## Reading text
★ ★ ★ ★ ★
From patchwork Thu Oct 22 15:22:56 2020
Content-Type: text/plain; charset="utf-8"
MIME-Version: 1.0
Content-Transfer-Encoding: 7bit
X-Patchwork-Submitter: Matthew Wilcox <willy@infradead.org>
X-Patchwork-Id: 11851509
Return-Path: <SRS0=SOzO=D5=vger.kernel.org=linux-block-owner@kernel.org>
X-Spam-Checker-Version: SpamAssassin 3.4.0 (2014-02-07) on
	aws-us-west-2-korg-lkml-1.web.codeaurora.org
X-Spam-Level: 
X-Spam-Status: No, score=-6.8 required=3.0 tests=BAYES_00,DKIM_SIGNED,
	DKIM_VALID,DKIM_VALID_AU,HEADER_FROM_DIFFERENT_DOMAINS,INCLUDES_PATCH,
	MAILING_LIST_MULTI,SPF_HELO_NONE,SPF_PASS autolearn=no autolearn_force=no
	version=3.4.0
Received: from mail.kernel.org (mail.kernel.org [198.145.29.99])
	by smtp.lore.kernel.org (Postfix) with ESMTP id D3C96C388F7
	for <linux-block@archiver.kernel.org>; Thu, 22 Oct 2020 15:22:59 +0000 (UTC)
Received: from vger.kernel.org (vger.kernel.org [23.128.96.18])
	by mail.kernel.org (Postfix) with ESMTP id 5FFE6223BF
	for <linux-block@archiver.kernel.org>; Thu, 22 Oct 2020 15:22:59 +0000 (UTC)
Authentication-Results: mail.kernel.org;
	dkim=pass (2048-bit key) header.d=infradead.org header.i=@infradead.org
 header.b="WqiGuW6k"
Received: (majordomo@vger.kernel.org) by vger.kernel.org via listexpand
        id S2901397AbgJVPW6 (ORCPT <rfc822;linux-block@archiver.kernel.org>);
        Thu, 22 Oct 2020 11:22:58 -0400
Received: from lindbergh.monkeyblade.net ([23.128.96.19]:41670 "EHLO
        lindbergh.monkeyblade.net" rhost-flags-OK-OK-OK-OK) by vger.kernel.org
        with ESMTP id S2901396AbgJVPW6 (ORCPT
        <rfc822;linux-block@vger.kernel.org>);
        Thu, 22 Oct 2020 11:22:58 -0400
Received: from casper.infradead.org (casper.infradead.org
 [IPv6:2001:8b0:10b:1236::1])
★ ★ ★ ★ ★
## What you need to do
[A] Answer these questions about the mail header:
(i) What date follows the SpamAssassin version number in the X-Spam-Checker-Version line?
(ii) What score does the X-Spam-Status line report, and what score does it state as required?
(iii) What number is given as the X-Patchwork-Id?
[B] Write a continuation of the mail header from the point where it stops.

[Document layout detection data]
★ ★ ★ ★ ★
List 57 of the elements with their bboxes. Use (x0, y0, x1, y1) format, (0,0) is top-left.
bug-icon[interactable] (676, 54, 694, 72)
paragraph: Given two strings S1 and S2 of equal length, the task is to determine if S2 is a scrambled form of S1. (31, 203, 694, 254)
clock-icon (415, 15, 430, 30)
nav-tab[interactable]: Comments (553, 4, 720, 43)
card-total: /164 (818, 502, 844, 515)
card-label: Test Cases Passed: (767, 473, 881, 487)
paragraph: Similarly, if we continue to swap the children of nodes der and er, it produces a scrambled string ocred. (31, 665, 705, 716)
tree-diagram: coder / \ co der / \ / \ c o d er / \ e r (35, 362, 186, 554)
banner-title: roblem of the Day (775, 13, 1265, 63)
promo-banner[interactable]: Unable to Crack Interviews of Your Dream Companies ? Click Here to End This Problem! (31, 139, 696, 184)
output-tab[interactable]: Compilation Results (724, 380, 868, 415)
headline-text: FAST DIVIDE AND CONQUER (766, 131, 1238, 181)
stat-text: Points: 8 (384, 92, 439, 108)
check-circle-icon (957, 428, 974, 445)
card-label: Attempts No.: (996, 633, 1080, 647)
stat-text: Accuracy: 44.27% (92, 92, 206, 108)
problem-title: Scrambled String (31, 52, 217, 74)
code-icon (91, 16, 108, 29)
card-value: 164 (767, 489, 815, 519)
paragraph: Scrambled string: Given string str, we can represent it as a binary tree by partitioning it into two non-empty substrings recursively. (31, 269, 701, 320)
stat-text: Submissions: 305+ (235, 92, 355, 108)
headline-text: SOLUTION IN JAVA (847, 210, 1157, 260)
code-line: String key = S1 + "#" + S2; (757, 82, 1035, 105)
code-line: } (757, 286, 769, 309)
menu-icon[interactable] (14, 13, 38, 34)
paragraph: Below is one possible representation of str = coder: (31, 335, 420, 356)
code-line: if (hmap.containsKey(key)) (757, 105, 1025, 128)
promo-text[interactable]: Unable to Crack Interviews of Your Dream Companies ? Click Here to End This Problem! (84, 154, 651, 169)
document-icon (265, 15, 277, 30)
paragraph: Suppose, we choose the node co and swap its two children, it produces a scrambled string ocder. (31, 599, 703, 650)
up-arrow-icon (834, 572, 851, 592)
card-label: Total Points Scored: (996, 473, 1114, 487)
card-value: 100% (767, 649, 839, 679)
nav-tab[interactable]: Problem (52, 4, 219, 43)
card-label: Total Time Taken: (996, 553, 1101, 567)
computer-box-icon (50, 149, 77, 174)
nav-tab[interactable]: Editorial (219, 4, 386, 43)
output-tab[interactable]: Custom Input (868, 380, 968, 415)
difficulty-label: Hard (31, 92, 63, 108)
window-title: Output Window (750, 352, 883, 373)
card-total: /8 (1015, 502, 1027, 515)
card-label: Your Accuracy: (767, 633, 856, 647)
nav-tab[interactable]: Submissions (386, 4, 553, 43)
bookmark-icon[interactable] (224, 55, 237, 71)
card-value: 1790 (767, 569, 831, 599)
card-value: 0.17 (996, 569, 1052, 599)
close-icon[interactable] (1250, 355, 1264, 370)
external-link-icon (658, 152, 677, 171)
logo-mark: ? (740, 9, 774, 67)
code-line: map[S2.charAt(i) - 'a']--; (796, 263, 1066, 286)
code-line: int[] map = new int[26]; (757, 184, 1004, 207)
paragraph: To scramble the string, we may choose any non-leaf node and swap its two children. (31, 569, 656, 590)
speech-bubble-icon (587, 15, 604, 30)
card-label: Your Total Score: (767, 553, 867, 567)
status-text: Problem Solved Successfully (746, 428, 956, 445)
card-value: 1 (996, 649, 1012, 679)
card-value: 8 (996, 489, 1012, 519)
★ ★ ★ ★ ★
## Results for each task
[A]
(i) 2014-02-07
(ii) A score of -6.8, with 3.0 required
(iii) 11851509

[B]
        by lindbergh.monkeyblade.net (Postfix) with ESMTPS id 9D6A2C0613CF;
        Thu, 22 Oct 2020 08:22:57 -0700 (PDT)
DKIM-Signature: v=1; a=rsa-sha256; q=dns/txt; c=relaxed/relaxed;
        d=infradead.org; s=casper.20170209;
 h=Content-Type:MIME-Version:Message-ID:
        Subject:To:From:Date:Sender:Reply-To:Cc:Content-Transfer-Encoding:Content-ID:
        Content-Description:In-Reply-To:References;
        bh=bUAx7q3MEGChaPB6Fuz28QdhBjuD6fSGRVvBjDrDq9I=;
 b=WqiGuW6kqP9pUbGXhOJAXKMY/h
        0g6C0gom2Vx4taT0p6DEsPMA/e84e7E7aaJligonX8SvRH0QvHKpe+JolfkuY+VmlK303hLxybOFh
        M5Gp5Y33XYKkLIM+S1TCWjjkMpeX4x0BlYXoMu3+SVuneOXpAekSiYqKfI3hlmMU1PMIr4r384YEr
        qAjKlPzNE6oS1Zutov3nYohKEQB1OqWYiuAwBAaSrS9NahEZ/BAuY18v2fjK57tnzBawxX+AnxSLe
        Zy8MaORvupAy1e+rdSFASjGhIEGCh8D3JGkkuYK9gjJFxzjohq8jsxkeujGw00JGDkecZvAwsS5V3
        zxWG15ZA==;
Received: from willy by casper.infradead.org with local (Exim 4.92.3 #3 (Red
 Hat Linux))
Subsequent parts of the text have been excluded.